> THE EXERCISE:
Put every line of the records below into a Markdown table with two columns, No. and Line. Number the rows and skip any blank lines.

# # #

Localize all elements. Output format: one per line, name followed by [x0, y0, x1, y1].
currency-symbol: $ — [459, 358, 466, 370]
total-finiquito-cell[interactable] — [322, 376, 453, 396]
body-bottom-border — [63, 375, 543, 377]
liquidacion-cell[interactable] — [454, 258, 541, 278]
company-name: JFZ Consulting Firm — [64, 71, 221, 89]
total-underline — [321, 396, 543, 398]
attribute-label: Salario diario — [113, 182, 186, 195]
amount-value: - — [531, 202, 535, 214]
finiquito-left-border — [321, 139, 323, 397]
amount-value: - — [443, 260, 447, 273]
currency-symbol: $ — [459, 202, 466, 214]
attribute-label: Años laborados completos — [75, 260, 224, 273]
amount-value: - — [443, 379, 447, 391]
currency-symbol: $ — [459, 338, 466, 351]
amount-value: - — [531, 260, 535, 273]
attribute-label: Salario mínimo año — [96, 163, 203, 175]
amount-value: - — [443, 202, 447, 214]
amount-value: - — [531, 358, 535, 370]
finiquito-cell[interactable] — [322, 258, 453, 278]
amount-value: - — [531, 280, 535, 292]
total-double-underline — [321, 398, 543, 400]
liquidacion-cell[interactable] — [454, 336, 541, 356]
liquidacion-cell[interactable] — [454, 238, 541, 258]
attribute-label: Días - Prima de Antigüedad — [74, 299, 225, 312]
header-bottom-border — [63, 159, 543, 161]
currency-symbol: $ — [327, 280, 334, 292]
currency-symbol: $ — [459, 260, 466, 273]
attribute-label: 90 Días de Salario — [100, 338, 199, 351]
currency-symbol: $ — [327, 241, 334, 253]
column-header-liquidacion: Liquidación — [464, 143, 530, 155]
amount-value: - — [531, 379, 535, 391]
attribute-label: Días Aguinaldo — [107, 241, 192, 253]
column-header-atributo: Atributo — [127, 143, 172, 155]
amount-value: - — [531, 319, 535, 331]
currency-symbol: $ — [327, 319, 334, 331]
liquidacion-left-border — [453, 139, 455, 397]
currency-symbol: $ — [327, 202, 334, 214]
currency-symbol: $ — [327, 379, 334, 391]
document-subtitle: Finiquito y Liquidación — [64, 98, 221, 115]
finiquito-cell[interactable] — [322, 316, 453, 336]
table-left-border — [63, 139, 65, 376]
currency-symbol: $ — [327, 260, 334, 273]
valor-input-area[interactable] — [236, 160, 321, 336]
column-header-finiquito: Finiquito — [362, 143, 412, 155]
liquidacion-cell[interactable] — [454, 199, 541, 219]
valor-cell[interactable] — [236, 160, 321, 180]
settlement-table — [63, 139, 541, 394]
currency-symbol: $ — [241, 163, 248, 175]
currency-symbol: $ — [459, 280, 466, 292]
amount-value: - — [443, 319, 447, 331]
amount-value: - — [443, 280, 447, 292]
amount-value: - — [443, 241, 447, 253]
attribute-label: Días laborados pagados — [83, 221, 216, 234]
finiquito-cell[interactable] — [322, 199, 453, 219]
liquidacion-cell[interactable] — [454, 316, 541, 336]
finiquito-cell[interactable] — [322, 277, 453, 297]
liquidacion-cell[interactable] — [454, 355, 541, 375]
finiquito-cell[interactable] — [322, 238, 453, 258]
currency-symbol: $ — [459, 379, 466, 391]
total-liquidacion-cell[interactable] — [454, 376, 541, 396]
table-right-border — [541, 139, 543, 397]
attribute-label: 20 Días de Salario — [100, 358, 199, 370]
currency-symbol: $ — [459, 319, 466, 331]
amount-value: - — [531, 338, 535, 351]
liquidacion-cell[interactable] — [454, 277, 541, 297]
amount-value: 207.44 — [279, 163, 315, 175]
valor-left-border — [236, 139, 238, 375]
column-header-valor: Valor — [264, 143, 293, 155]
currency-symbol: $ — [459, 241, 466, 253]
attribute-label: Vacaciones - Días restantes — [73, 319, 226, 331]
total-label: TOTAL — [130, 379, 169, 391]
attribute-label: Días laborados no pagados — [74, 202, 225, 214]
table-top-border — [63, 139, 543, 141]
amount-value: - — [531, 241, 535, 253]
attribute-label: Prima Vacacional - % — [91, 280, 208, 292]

# # #

> FINAL RESULT:
| No. | Line |
|---|---|
| 1 | Localize all elements. Output format: one per line, name followed by [x0, y0, x1, y1]. |
| 2 | currency-symbol: $ — [459, 358, 466, 370] |
| 3 | total-finiquito-cell[interactable] — [322, 376, 453, 396] |
| 4 | body-bottom-border — [63, 375, 543, 377] |
| 5 | liquidacion-cell[interactable] — [454, 258, 541, 278] |
| 6 | company-name: JFZ Consulting Firm — [64, 71, 221, 89] |
| 7 | total-underline — [321, 396, 543, 398] |
| 8 | attribute-label: Salario diario — [113, 182, 186, 195] |
| 9 | amount-value: - — [531, 202, 535, 214] |
| 10 | finiquito-left-border — [321, 139, 323, 397] |
| 11 | amount-value: - — [443, 260, 447, 273] |
| 12 | currency-symbol: $ — [459, 202, 466, 214] |
| 13 | attribute-label: Años laborados completos — [75, 260, 224, 273] |
| 14 | amount-value: - — [443, 379, 447, 391] |
| 15 | currency-symbol: $ — [459, 338, 466, 351] |
| 16 | amount-value: - — [531, 260, 535, 273] |
| 17 | attribute-label: Salario mínimo año — [96, 163, 203, 175] |
| 18 | amount-value: - — [443, 202, 447, 214] |
| 19 | amount-value: - — [531, 358, 535, 370] |
| 20 | finiquito-cell[interactable] — [322, 258, 453, 278] |
| 21 | amount-value: - — [531, 280, 535, 292] |
| 22 | total-double-underline — [321, 398, 543, 400] |
| 23 | liquidacion-cell[interactable] — [454, 336, 541, 356] |
| 24 | liquidacion-cell[interactable] — [454, 238, 541, 258] |
| 25 | attribute-label: Días - Prima de Antigüedad — [74, 299, 225, 312] |
| 26 | header-bottom-border — [63, 159, 543, 161] |
| 27 | currency-symbol: $ — [327, 280, 334, 292] |
| 28 | currency-symbol: $ — [459, 260, 466, 273] |
| 29 | attribute-label: 90 Días de Salario — [100, 338, 199, 351] |
| 30 | currency-symbol: $ — [327, 241, 334, 253] |
| 31 | column-header-liquidacion: Liquidación — [464, 143, 530, 155] |
| 32 | amount-value: - — [531, 379, 535, 391] |
| 33 | attribute-label: Días Aguinaldo — [107, 241, 192, 253] |
| 34 | column-header-atributo: Atributo — [127, 143, 172, 155] |
| 35 | amount-value: - — [531, 319, 535, 331] |
| 36 | currency-symbol: $ — [327, 319, 334, 331] |
| 37 | liquidacion-left-border — [453, 139, 455, 397] |
| 38 | currency-symbol: $ — [327, 202, 334, 214] |
| 39 | currency-symbol: $ — [327, 379, 334, 391] |
| 40 | document-subtitle: Finiquito y Liquidación — [64, 98, 221, 115] |
| 41 | finiquito-cell[interactable] — [322, 316, 453, 336] |
| 42 | table-left-border — [63, 139, 65, 376] |
| 43 | currency-symbol: $ — [327, 260, 334, 273] |
| 44 | valor-input-area[interactable] — [236, 160, 321, 336] |
| 45 | column-header-finiquito: Finiquito — [362, 143, 412, 155] |
| 46 | liquidacion-cell[interactable] — [454, 199, 541, 219] |
| 47 | valor-cell[interactable] — [236, 160, 321, 180] |
| 48 | settlement-table — [63, 139, 541, 394] |
| 49 | currency-symbol: $ — [241, 163, 248, 175] |
| 50 | currency-symbol: $ — [459, 280, 466, 292] |
| 51 | amount-value: - — [443, 319, 447, 331] |
| 52 | amount-value: - — [443, 280, 447, 292] |
| 53 | amount-value: - — [443, 241, 447, 253] |
| 54 | attribute-label: Días laborados pagados — [83, 221, 216, 234] |
| 55 | finiquito-cell[interactable] — [322, 199, 453, 219] |
| 56 | liquidacion-cell[interactable] — [454, 316, 541, 336] |
| 57 | finiquito-cell[interactable] — [322, 277, 453, 297] |
| 58 | liquidacion-cell[interactable] — [454, 355, 541, 375] |
| 59 | finiquito-cell[interactable] — [322, 238, 453, 258] |
| 60 | currency-symbol: $ — [459, 379, 466, 391] |
| 61 | total-liquidacion-cell[interactable] — [454, 376, 541, 396] |
| 62 | table-right-border — [541, 139, 543, 397] |
| 63 | attribute-label: 20 Días de Salario — [100, 358, 199, 370] |
| 64 | currency-symbol: $ — [459, 319, 466, 331] |
| 65 | amount-value: - — [531, 338, 535, 351] |
| 66 | liquidacion-cell[interactable] — [454, 277, 541, 297] |
| 67 | amount-value: 207.44 — [279, 163, 315, 175] |
| 68 | valor-left-border — [236, 139, 238, 375] |
| 69 | column-header-valor: Valor — [264, 143, 293, 155] |
| 70 | currency-symbol: $ — [459, 241, 466, 253] |
| 71 | attribute-label: Vacaciones - Días restantes — [73, 319, 226, 331] |
| 72 | total-label: TOTAL — [130, 379, 169, 391] |
| 73 | attribute-label: Días laborados no pagados — [74, 202, 225, 214] |
| 74 | table-top-border — [63, 139, 543, 141] |
| 75 | amount-value: - — [531, 241, 535, 253] |
| 76 | attribute-label: Prima Vacacional - % — [91, 280, 208, 292] |